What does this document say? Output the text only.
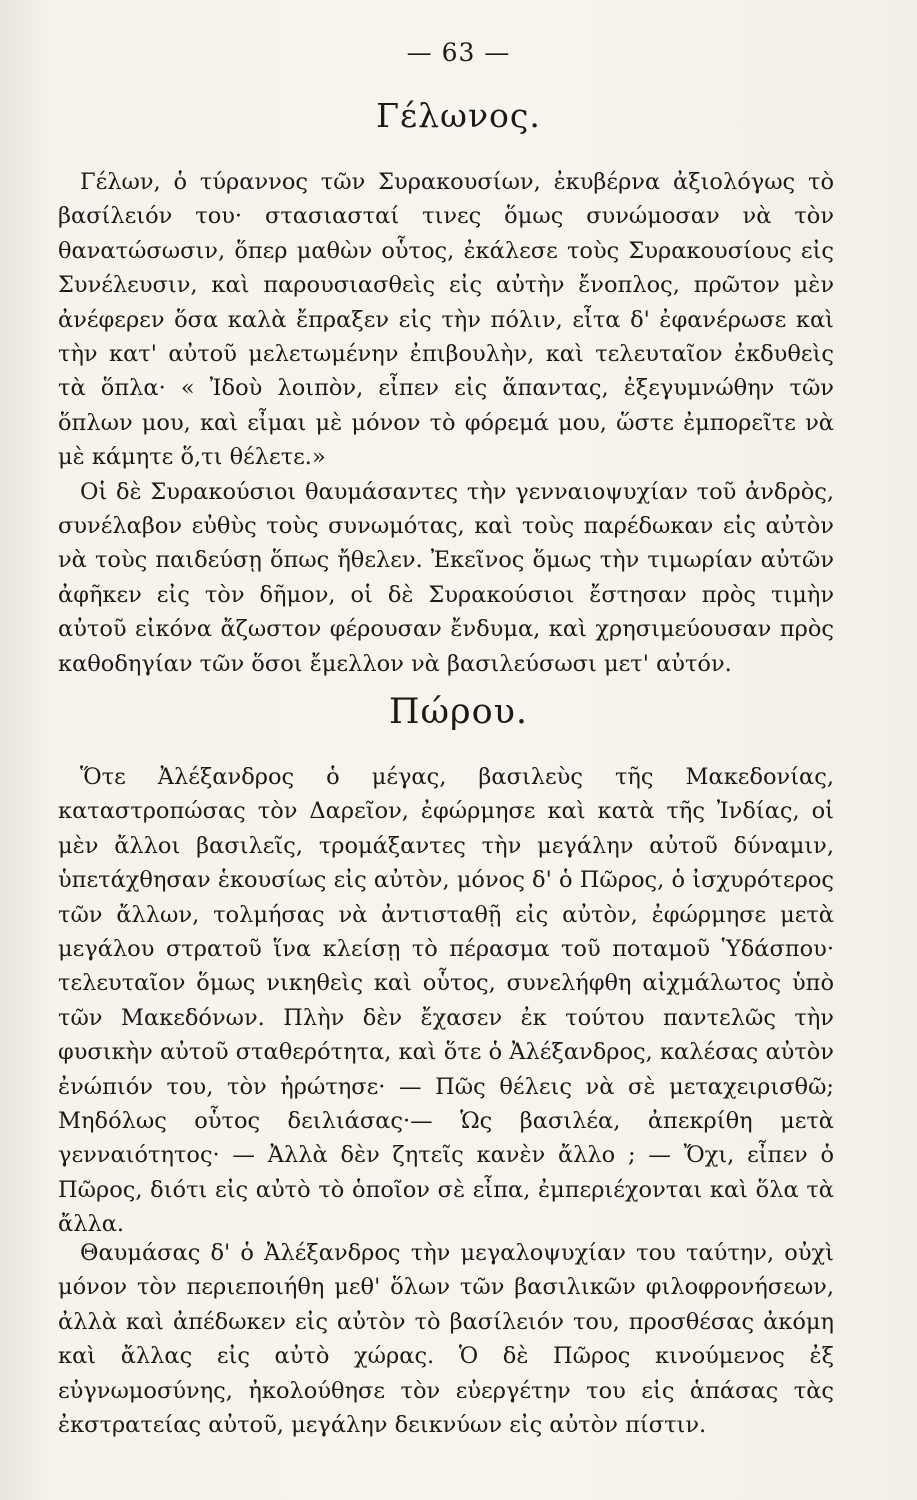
— 63 —
Γέλωνος.

Γέλων, ὁ τύραννος τῶν Συρακουσίων, ἐκυβέρνα ἀξιολόγως τὸ βασίλειόν του· στασιασταί τινες ὅμως συνώμοσαν νὰ τὸν θανατώσωσιν, ὅπερ μαθὼν οὗτος, ἐκάλεσε τοὺς Συρακουσίους εἰς Συνέλευσιν, καὶ παρουσιασθεὶς εἰς αὐτὴν ἔνοπλος, πρῶτον μὲν ἀνέφερεν ὅσα καλὰ ἔπραξεν εἰς τὴν πόλιν, εἶτα δ' ἐφανέρωσε καὶ τὴν κατ' αὐτοῦ μελετωμένην ἐπιβουλὴν, καὶ τελευταῖον ἐκδυθεὶς τὰ ὅπλα· « Ἰδοὺ λοιπὸν, εἶπεν εἰς ἅπαντας, ἐξεγυμνώθην τῶν ὅπλων μου, καὶ εἶμαι μὲ μόνον τὸ φόρεμά μου, ὥστε ἐμπορεῖτε νὰ μὲ κάμητε ὅ,τι θέλετε.»

Οἱ δὲ Συρακούσιοι θαυμάσαντες τὴν γενναιοψυχίαν τοῦ ἀνδρὸς, συνέλαβον εὐθὺς τοὺς συνωμότας, καὶ τοὺς παρέδωκαν εἰς αὐτὸν νὰ τοὺς παιδεύσῃ ὅπως ἤθελεν. Ἐκεῖνος ὅμως τὴν τιμωρίαν αὐτῶν ἀφῆκεν εἰς τὸν δῆμον, οἱ δὲ Συρακούσιοι ἔστησαν πρὸς τιμὴν αὐτοῦ εἰκόνα ἄζωστον φέρουσαν ἔνδυμα, καὶ χρησιμεύουσαν πρὸς καθοδηγίαν τῶν ὅσοι ἔμελλον νὰ βασιλεύσωσι μετ' αὐτόν.

Πώρου.

Ὅτε Ἀλέξανδρος ὁ μέγας, βασιλεὺς τῆς Μακεδονίας, καταστροπώσας τὸν Δαρεῖον, ἐφώρμησε καὶ κατὰ τῆς Ἰνδίας, οἱ μὲν ἄλλοι βασιλεῖς, τρομάξαντες τὴν μεγάλην αὐτοῦ δύναμιν, ὑπετάχθησαν ἑκουσίως εἰς αὐτὸν, μόνος δ' ὁ Πῶρος, ὁ ἰσχυρότερος τῶν ἄλλων, τολμήσας νὰ ἀντισταθῇ εἰς αὐτὸν, ἐφώρμησε μετὰ μεγάλου στρατοῦ ἵνα κλείσῃ τὸ πέρασμα τοῦ ποταμοῦ Ὑδάσπου· τελευταῖον ὅμως νικηθεὶς καὶ οὗτος, συνελήφθη αἰχμάλωτος ὑπὸ τῶν Μακεδόνων. Πλὴν δὲν ἔχασεν ἐκ τούτου παντελῶς τὴν φυσικὴν αὐτοῦ σταθερότητα, καὶ ὅτε ὁ Ἀλέξανδρος, καλέσας αὐτὸν ἐνώπιόν του, τὸν ἠρώτησε· — Πῶς θέλεις νὰ σὲ μεταχειρισθῶ; Μηδόλως οὗτος δειλιάσας·— Ὡς βασιλέα, ἀπεκρίθη μετὰ γενναιότητος· — Ἀλλὰ δὲν ζητεῖς κανὲν ἄλλο ; — Ὄχι, εἶπεν ὁ Πῶρος, διότι εἰς αὐτὸ τὸ ὁποῖον σὲ εἶπα, ἐμπεριέχονται καὶ ὅλα τὰ ἄλλα.

Θαυμάσας δ' ὁ Ἀλέξανδρος τὴν μεγαλοψυχίαν του ταύτην, οὐχὶ μόνον τὸν περιεποιήθη μεθ' ὅλων τῶν βασιλικῶν φιλοφρονήσεων, ἀλλὰ καὶ ἀπέδωκεν εἰς αὐτὸν τὸ βασίλειόν του, προσθέσας ἀκόμη καὶ ἄλλας εἰς αὐτὸ χώρας. Ὁ δὲ Πῶρος κινούμενος ἐξ εὐγνωμοσύνης, ἠκολούθησε τὸν εὐεργέτην του εἰς ἁπάσας τὰς ἐκστρατείας αὐτοῦ, μεγάλην δεικνύων εἰς αὐτὸν πίστιν.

→ **Short exercise**
Set down all the entries exactly as they appear, but skip any pictures.

→ **Solution to this problem**
What does this document say? Output the text only.
— 63 —
Γέλωνος.

Γέλων, ὁ τύραννος τῶν Συρακουσίων, ἐκυβέρνα ἀξιολόγως τὸ βασίλειόν του· στασιασταί τινες ὅμως συνώμοσαν νὰ τὸν θανατώσωσιν, ὅπερ μαθὼν οὗτος, ἐκάλεσε τοὺς Συρακουσίους εἰς Συνέλευσιν, καὶ παρουσιασθεὶς εἰς αὐτὴν ἔνοπλος, πρῶτον μὲν ἀνέφερεν ὅσα καλὰ ἔπραξεν εἰς τὴν πόλιν, εἶτα δ' ἐφανέρωσε καὶ τὴν κατ' αὐτοῦ μελετωμένην ἐπιβουλὴν, καὶ τελευταῖον ἐκδυθεὶς τὰ ὅπλα· « Ἰδοὺ λοιπὸν, εἶπεν εἰς ἅπαντας, ἐξεγυμνώθην τῶν ὅπλων μου, καὶ εἶμαι μὲ μόνον τὸ φόρεμά μου, ὥστε ἐμπορεῖτε νὰ μὲ κάμητε ὅ,τι θέλετε.»

Οἱ δὲ Συρακούσιοι θαυμάσαντες τὴν γενναιοψυχίαν τοῦ ἀνδρὸς, συνέλαβον εὐθὺς τοὺς συνωμότας, καὶ τοὺς παρέδωκαν εἰς αὐτὸν νὰ τοὺς παιδεύσῃ ὅπως ἤθελεν. Ἐκεῖνος ὅμως τὴν τιμωρίαν αὐτῶν ἀφῆκεν εἰς τὸν δῆμον, οἱ δὲ Συρακούσιοι ἔστησαν πρὸς τιμὴν αὐτοῦ εἰκόνα ἄζωστον φέρουσαν ἔνδυμα, καὶ χρησιμεύουσαν πρὸς καθοδηγίαν τῶν ὅσοι ἔμελλον νὰ βασιλεύσωσι μετ' αὐτόν.

Πώρου.

Ὅτε Ἀλέξανδρος ὁ μέγας, βασιλεὺς τῆς Μακεδονίας, καταστροπώσας τὸν Δαρεῖον, ἐφώρμησε καὶ κατὰ τῆς Ἰνδίας, οἱ μὲν ἄλλοι βασιλεῖς, τρομάξαντες τὴν μεγάλην αὐτοῦ δύναμιν, ὑπετάχθησαν ἑκουσίως εἰς αὐτὸν, μόνος δ' ὁ Πῶρος, ὁ ἰσχυρότερος τῶν ἄλλων, τολμήσας νὰ ἀντισταθῇ εἰς αὐτὸν, ἐφώρμησε μετὰ μεγάλου στρατοῦ ἵνα κλείσῃ τὸ πέρασμα τοῦ ποταμοῦ Ὑδάσπου· τελευταῖον ὅμως νικηθεὶς καὶ οὗτος, συνελήφθη αἰχμάλωτος ὑπὸ τῶν Μακεδόνων. Πλὴν δὲν ἔχασεν ἐκ τούτου παντελῶς τὴν φυσικὴν αὐτοῦ σταθερότητα, καὶ ὅτε ὁ Ἀλέξανδρος, καλέσας αὐτὸν ἐνώπιόν του, τὸν ἠρώτησε· — Πῶς θέλεις νὰ σὲ μεταχειρισθῶ; Μηδόλως οὗτος δειλιάσας·— Ὡς βασιλέα, ἀπεκρίθη μετὰ γενναιότητος· — Ἀλλὰ δὲν ζητεῖς κανὲν ἄλλο ; — Ὄχι, εἶπεν ὁ Πῶρος, διότι εἰς αὐτὸ τὸ ὁποῖον σὲ εἶπα, ἐμπεριέχονται καὶ ὅλα τὰ ἄλλα.

Θαυμάσας δ' ὁ Ἀλέξανδρος τὴν μεγαλοψυχίαν του ταύτην, οὐχὶ μόνον τὸν περιεποιήθη μεθ' ὅλων τῶν βασιλικῶν φιλοφρονήσεων, ἀλλὰ καὶ ἀπέδωκεν εἰς αὐτὸν τὸ βασίλειόν του, προσθέσας ἀκόμη καὶ ἄλλας εἰς αὐτὸ χώρας. Ὁ δὲ Πῶρος κινούμενος ἐξ εὐγνωμοσύνης, ἠκολούθησε τὸν εὐεργέτην του εἰς ἁπάσας τὰς ἐκστρατείας αὐτοῦ, μεγάλην δεικνύων εἰς αὐτὸν πίστιν.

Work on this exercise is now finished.